- WHAT IS EXPECTED -
Gather the lines that hold the string "JSON".

- INFORMATION GIVEN -

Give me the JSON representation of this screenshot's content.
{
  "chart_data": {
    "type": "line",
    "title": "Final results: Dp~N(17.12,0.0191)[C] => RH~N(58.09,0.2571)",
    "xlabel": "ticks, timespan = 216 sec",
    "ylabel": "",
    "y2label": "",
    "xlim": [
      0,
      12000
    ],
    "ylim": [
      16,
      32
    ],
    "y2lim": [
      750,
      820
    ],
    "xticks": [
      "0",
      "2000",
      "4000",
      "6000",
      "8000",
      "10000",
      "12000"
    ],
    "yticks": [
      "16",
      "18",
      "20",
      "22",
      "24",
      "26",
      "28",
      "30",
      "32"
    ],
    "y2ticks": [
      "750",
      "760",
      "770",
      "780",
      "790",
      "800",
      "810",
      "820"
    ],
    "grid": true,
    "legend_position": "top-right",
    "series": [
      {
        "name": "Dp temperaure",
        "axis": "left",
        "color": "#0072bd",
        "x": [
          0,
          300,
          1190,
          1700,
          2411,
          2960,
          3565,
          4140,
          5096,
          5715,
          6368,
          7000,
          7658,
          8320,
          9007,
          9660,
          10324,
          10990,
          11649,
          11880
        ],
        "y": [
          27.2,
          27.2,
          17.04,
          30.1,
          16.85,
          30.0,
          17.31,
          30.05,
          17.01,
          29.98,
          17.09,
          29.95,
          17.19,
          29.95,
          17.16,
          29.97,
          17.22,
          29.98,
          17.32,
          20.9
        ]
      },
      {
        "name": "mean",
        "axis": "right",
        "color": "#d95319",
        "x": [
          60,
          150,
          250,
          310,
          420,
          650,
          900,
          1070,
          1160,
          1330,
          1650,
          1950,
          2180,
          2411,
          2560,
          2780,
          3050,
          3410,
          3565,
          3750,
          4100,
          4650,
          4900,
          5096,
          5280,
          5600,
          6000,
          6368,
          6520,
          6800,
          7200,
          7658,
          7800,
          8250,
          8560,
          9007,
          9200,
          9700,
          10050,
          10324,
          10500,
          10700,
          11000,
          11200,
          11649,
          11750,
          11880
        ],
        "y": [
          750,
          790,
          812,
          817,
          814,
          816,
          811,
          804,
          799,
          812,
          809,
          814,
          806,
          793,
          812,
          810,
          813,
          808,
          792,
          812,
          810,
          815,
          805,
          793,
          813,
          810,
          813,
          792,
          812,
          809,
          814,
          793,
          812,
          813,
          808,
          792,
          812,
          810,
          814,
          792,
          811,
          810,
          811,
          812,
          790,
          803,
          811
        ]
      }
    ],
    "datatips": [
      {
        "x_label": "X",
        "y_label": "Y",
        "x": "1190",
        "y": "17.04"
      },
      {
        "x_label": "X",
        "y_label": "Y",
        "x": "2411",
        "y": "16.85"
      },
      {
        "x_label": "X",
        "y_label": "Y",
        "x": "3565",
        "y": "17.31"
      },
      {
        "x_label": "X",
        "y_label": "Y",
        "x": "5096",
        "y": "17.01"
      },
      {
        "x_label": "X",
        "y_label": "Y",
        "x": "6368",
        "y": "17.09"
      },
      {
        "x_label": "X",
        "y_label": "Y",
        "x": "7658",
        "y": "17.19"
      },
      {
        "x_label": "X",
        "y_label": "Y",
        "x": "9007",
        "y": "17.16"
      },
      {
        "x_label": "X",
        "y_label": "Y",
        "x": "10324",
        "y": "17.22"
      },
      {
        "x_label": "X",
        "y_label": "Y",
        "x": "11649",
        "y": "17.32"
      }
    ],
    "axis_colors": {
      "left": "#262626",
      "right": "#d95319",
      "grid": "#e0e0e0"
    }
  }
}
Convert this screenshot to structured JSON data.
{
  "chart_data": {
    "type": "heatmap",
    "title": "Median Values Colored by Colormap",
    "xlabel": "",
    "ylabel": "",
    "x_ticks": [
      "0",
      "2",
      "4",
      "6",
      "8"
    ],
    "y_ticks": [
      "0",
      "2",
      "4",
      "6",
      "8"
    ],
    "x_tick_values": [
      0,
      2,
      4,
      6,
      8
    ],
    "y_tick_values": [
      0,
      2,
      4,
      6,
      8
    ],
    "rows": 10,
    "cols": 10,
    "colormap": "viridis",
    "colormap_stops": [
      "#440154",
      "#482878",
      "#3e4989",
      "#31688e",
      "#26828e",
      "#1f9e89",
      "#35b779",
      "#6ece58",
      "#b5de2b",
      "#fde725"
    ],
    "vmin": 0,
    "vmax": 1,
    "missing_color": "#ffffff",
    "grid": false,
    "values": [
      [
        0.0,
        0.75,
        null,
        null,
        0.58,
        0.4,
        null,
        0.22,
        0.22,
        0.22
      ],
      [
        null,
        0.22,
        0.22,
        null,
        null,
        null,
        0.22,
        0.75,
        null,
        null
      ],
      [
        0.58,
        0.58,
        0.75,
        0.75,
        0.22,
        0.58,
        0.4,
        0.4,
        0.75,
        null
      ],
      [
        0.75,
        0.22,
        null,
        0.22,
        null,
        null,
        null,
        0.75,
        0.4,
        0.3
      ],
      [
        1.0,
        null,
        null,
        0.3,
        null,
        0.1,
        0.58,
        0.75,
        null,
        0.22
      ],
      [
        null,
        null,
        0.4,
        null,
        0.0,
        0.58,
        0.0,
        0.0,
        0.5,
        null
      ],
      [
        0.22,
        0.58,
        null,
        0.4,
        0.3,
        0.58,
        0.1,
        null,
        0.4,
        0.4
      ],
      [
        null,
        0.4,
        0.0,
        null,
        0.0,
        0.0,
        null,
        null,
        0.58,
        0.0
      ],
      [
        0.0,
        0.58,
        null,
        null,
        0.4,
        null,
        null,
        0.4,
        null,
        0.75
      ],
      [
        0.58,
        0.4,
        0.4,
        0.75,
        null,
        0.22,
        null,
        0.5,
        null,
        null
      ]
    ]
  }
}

- THE REPLY -
Give me the JSON representation of this screenshot's content.
Convert this screenshot to structured JSON data.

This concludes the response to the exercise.